--- TEXT SEGMENT Enclosed Below ---
PH Transients in hydroxyapatite chromatography columns—Experimental evidence and phenomenological modeling

Abstract

Hydroxyapatite (HAP) columns, widely used for chromatographic separation of proteins and other biomolecules because of their unique selectivity and ability to resolve complex mixtures, exhibit limited stability at acidic conditions requiring careful control of pH. Even with buffered solutions, however, unintended pH transients can occur when the salt concentration varies. For example, the pH temporarily decreases below the feed value when the salt concentration increases and increases above the feed value when the salt concentration is decreased. The intensity and duration of these transients depend on the particular buffer used and the magnitude of the salt concentration step, but in extreme cases the pH can drop by as much as 1.5 pH units creating conditions where the HAP stability is potentially compromised. This work examines the mechanisms leading to pH transients in HAP columns generated by salt steps. The pH excursions are similar to those observed for weak cation exchange columns, but are accompanied by a transient evolution of phosphate which temporarily decreases below the feed value when the salt concentration is increased and increases sharply when the salt concentration is reduced before returning to the feed value. A phenomenological model is developed to describe this behavior by considering the reversible uptake of sodium ions by the P-sites and binding of phosphate ions by the C-sites. The interplay of these two adsorption mechanisms results in complex pH patterns that are consistent with those observed experimentally. In addition to helping understand the underlying mechanisms, the model also provides a useful tool to predict the effects of different buffers and salt concentration and develop corrective measures that can reduce the intensity and duration of the pH transients such as the addition of unretained co-buffers.
--- End of Enclosed TEXT SEGMENT ---
--- DATA TO EXAMINE Enclosed Below ---
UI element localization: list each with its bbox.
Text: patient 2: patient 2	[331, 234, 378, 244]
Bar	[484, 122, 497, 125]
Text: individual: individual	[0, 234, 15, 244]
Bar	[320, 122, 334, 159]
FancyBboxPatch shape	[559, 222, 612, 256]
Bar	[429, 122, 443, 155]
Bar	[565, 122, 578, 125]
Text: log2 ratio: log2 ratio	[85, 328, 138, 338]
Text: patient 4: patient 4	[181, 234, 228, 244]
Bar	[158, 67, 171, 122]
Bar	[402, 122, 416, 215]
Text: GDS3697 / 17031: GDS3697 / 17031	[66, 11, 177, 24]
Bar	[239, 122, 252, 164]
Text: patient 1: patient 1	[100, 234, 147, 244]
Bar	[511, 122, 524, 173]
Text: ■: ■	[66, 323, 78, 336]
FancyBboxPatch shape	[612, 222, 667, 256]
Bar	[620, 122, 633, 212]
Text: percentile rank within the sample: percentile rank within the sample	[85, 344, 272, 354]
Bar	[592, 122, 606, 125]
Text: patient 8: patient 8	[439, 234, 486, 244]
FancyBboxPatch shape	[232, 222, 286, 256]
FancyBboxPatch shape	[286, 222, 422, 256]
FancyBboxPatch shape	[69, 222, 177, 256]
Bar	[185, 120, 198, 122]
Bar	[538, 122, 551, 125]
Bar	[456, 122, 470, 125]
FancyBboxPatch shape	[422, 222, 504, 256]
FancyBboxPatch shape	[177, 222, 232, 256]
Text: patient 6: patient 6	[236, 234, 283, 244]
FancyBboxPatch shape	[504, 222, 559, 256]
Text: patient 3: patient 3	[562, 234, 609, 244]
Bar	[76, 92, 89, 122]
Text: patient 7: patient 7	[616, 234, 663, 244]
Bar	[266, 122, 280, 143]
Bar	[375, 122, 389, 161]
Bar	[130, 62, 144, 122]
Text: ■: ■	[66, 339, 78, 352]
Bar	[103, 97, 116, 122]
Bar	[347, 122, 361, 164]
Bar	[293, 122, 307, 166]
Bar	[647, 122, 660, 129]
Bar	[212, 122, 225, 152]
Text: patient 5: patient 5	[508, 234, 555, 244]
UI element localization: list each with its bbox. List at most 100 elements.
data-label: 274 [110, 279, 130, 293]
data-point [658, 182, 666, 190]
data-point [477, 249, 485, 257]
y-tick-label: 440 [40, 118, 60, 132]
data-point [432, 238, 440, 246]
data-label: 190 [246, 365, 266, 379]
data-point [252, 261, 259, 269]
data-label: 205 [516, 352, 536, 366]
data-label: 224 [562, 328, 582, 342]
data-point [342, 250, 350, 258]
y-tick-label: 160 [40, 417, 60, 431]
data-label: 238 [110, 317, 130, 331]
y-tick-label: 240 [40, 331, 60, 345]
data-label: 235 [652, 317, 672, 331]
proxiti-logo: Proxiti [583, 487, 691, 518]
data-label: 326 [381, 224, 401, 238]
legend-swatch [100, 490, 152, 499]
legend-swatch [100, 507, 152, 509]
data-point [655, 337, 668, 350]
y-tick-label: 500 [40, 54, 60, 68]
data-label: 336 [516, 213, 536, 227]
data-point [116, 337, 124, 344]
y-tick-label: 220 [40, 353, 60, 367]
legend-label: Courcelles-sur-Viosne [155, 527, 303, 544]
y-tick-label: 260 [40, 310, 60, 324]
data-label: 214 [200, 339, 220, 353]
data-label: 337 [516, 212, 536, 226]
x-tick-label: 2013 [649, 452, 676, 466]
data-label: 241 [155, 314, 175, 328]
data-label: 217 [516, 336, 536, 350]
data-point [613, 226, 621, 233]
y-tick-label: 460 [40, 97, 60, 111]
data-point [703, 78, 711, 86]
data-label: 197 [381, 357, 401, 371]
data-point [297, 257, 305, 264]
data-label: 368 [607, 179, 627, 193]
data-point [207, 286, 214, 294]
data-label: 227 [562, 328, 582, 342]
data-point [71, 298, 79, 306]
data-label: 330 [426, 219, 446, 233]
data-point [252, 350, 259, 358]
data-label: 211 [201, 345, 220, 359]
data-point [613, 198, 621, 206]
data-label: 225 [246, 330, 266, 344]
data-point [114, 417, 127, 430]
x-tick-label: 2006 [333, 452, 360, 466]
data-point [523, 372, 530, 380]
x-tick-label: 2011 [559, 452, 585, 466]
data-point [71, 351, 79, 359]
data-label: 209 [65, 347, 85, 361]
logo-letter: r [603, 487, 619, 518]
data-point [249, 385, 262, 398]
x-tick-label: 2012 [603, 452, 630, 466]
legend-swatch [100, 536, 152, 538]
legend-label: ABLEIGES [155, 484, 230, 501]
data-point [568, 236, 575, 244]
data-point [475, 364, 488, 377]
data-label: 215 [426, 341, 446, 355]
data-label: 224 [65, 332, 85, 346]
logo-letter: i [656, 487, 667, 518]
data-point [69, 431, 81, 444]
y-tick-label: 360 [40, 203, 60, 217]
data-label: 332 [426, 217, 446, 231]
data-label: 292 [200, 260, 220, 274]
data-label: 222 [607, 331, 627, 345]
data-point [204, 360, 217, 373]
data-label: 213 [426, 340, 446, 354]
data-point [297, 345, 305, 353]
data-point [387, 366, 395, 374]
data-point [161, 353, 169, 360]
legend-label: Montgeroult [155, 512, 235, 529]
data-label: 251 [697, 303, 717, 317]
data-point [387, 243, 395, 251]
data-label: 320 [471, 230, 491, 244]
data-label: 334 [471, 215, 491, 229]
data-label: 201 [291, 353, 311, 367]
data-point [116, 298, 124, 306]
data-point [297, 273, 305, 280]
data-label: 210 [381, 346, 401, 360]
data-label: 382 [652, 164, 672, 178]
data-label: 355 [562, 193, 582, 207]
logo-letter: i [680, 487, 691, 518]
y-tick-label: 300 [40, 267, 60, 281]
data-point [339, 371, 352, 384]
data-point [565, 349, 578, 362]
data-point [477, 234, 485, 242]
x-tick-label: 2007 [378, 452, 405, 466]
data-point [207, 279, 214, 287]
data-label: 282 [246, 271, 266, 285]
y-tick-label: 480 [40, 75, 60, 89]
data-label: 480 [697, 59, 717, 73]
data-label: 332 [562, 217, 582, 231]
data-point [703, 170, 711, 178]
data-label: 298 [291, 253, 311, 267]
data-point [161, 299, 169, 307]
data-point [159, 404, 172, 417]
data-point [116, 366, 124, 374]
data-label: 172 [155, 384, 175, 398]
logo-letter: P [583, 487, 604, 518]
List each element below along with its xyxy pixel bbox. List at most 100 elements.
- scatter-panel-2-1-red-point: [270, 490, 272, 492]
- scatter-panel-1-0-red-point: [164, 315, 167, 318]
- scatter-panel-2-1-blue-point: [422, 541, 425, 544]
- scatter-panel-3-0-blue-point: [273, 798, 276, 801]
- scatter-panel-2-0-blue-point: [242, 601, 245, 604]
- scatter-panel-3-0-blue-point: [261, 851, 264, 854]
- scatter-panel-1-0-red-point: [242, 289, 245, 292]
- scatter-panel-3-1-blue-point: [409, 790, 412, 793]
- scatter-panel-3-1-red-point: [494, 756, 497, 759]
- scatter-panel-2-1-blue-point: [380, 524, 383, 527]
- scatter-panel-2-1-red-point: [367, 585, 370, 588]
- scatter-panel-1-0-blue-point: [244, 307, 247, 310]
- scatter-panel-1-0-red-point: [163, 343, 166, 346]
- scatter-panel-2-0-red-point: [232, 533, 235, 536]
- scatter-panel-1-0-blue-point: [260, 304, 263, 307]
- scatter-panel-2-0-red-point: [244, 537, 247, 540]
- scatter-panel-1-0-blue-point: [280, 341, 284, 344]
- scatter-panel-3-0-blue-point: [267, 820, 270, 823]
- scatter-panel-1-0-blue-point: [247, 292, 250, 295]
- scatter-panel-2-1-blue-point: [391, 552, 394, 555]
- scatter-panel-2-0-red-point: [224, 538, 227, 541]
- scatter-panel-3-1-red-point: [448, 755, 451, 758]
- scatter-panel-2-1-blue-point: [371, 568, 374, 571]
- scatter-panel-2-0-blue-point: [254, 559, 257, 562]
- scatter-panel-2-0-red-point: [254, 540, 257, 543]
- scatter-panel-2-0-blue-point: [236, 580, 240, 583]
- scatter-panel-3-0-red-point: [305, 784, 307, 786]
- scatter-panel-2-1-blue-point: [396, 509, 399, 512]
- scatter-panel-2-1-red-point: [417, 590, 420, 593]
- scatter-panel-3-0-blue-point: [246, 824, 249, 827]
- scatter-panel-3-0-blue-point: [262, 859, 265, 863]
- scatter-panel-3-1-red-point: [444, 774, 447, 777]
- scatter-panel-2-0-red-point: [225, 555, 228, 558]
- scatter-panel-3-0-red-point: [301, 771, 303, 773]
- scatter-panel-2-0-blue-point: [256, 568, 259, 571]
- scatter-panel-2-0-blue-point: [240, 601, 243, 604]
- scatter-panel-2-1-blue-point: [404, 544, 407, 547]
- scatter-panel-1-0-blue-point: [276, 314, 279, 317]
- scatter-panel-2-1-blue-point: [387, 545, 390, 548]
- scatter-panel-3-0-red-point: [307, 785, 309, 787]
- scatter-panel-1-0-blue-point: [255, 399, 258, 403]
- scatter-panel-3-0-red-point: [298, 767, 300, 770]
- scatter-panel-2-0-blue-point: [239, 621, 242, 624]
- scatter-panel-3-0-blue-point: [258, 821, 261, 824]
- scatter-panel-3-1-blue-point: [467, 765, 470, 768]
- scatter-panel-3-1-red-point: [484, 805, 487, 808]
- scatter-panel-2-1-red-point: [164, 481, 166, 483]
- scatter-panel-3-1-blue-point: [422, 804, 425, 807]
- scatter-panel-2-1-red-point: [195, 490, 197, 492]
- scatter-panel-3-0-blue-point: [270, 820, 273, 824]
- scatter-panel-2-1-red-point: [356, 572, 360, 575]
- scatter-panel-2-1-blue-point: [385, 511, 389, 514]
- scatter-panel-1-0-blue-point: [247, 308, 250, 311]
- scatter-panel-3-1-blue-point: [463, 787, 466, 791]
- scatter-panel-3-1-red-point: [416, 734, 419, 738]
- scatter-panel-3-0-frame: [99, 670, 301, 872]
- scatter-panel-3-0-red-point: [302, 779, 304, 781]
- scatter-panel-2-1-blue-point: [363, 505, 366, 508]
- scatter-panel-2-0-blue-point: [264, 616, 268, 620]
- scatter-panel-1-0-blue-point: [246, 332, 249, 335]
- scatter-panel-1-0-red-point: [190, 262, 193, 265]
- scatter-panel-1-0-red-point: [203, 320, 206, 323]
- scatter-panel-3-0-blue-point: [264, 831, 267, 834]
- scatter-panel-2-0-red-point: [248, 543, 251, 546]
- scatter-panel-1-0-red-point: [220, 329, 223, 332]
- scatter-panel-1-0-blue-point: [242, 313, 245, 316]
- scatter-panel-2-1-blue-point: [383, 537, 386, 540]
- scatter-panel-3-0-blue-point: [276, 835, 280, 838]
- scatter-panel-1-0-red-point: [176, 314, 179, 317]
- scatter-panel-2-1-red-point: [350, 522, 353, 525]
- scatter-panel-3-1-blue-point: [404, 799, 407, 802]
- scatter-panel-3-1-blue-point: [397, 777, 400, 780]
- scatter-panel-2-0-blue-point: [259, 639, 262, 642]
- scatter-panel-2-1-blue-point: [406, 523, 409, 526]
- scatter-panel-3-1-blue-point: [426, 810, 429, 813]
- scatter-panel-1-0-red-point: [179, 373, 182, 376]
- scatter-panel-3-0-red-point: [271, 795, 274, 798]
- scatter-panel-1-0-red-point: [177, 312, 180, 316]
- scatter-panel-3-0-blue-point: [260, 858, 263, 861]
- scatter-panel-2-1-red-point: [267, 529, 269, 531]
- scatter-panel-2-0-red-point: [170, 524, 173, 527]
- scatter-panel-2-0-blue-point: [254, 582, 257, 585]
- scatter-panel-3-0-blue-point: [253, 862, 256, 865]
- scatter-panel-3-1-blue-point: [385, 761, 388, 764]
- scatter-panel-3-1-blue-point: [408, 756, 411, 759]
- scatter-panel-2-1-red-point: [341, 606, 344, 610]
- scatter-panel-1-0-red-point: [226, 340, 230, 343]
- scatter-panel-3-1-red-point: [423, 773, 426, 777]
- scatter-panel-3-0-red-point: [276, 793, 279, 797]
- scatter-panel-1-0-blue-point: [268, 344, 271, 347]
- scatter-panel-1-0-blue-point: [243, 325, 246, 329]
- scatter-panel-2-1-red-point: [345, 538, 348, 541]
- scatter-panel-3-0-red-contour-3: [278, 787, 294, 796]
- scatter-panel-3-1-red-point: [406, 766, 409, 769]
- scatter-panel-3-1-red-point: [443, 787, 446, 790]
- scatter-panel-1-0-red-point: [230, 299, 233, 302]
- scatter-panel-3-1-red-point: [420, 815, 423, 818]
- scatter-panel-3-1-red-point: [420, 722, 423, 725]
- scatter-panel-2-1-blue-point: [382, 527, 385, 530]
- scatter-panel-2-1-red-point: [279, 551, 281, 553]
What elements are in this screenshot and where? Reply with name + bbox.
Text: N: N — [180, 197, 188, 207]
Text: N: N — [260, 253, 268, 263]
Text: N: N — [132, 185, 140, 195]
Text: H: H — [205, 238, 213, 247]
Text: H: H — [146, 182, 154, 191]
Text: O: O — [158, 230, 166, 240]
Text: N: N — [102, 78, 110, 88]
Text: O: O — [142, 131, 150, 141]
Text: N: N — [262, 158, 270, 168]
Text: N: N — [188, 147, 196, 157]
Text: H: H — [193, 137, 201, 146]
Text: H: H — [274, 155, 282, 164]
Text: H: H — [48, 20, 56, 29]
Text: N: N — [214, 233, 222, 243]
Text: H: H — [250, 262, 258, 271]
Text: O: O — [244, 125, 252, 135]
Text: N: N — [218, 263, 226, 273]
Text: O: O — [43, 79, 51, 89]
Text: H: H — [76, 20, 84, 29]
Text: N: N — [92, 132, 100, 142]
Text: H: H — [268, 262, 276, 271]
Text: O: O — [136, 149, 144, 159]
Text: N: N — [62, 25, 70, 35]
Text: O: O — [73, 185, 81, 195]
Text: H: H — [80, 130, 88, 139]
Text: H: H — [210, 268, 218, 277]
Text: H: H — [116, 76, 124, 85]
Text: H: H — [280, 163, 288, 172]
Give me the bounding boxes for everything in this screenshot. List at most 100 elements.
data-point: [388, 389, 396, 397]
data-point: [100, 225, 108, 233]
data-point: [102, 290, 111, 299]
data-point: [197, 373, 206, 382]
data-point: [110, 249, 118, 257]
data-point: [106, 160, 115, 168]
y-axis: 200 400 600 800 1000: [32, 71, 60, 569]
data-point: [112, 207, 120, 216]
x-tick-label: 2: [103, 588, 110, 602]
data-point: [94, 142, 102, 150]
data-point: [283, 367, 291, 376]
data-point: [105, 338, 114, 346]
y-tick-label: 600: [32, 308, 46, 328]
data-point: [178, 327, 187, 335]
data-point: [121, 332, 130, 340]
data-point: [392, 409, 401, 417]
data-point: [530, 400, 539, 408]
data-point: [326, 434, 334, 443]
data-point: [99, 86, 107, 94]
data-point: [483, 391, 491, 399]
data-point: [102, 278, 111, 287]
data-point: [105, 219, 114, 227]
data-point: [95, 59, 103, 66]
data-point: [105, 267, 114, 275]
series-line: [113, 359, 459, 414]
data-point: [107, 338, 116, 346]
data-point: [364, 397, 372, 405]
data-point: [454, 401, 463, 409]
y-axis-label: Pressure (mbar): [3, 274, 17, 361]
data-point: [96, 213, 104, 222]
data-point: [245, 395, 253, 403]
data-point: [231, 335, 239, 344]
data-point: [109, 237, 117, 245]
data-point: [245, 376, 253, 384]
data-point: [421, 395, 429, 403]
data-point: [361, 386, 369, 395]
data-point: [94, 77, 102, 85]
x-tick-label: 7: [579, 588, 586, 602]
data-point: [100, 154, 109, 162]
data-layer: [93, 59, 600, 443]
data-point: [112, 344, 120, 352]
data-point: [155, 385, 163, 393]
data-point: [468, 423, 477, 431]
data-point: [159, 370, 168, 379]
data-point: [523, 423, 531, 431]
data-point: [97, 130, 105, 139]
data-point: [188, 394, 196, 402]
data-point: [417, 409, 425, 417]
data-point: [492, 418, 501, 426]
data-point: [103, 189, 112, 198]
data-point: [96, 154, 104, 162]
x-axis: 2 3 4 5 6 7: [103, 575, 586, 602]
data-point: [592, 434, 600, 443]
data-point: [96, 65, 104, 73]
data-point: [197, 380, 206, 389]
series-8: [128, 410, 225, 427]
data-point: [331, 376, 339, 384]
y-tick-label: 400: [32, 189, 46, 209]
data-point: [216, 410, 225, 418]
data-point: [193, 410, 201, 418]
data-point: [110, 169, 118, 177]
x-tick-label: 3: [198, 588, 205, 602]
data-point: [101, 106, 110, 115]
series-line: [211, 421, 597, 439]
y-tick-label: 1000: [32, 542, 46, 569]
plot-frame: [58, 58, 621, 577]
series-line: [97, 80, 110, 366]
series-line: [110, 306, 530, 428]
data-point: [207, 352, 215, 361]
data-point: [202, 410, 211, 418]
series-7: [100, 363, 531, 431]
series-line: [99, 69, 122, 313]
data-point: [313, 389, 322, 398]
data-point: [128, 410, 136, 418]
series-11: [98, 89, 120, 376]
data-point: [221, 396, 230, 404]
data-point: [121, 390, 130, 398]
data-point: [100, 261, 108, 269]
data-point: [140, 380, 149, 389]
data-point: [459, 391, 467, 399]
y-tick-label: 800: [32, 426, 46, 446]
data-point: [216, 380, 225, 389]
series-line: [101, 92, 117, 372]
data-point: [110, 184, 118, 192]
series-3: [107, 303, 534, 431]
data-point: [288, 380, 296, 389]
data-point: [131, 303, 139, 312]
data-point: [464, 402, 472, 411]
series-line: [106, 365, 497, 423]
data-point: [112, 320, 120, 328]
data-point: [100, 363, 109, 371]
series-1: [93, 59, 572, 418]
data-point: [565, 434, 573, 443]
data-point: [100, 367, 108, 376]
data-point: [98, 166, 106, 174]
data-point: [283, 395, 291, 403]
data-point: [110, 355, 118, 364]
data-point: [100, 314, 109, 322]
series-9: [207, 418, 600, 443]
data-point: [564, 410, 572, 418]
--- End of Enclosed DATA TO EXAMINE ---
ACTION ITEM: According to the abstract on pH transients in hydroxyapatite columns, how far can the pH drop in extreme cases? The rows aren't needed for anything here.

SOLUTION BELOW: As much as 1.5 pH units.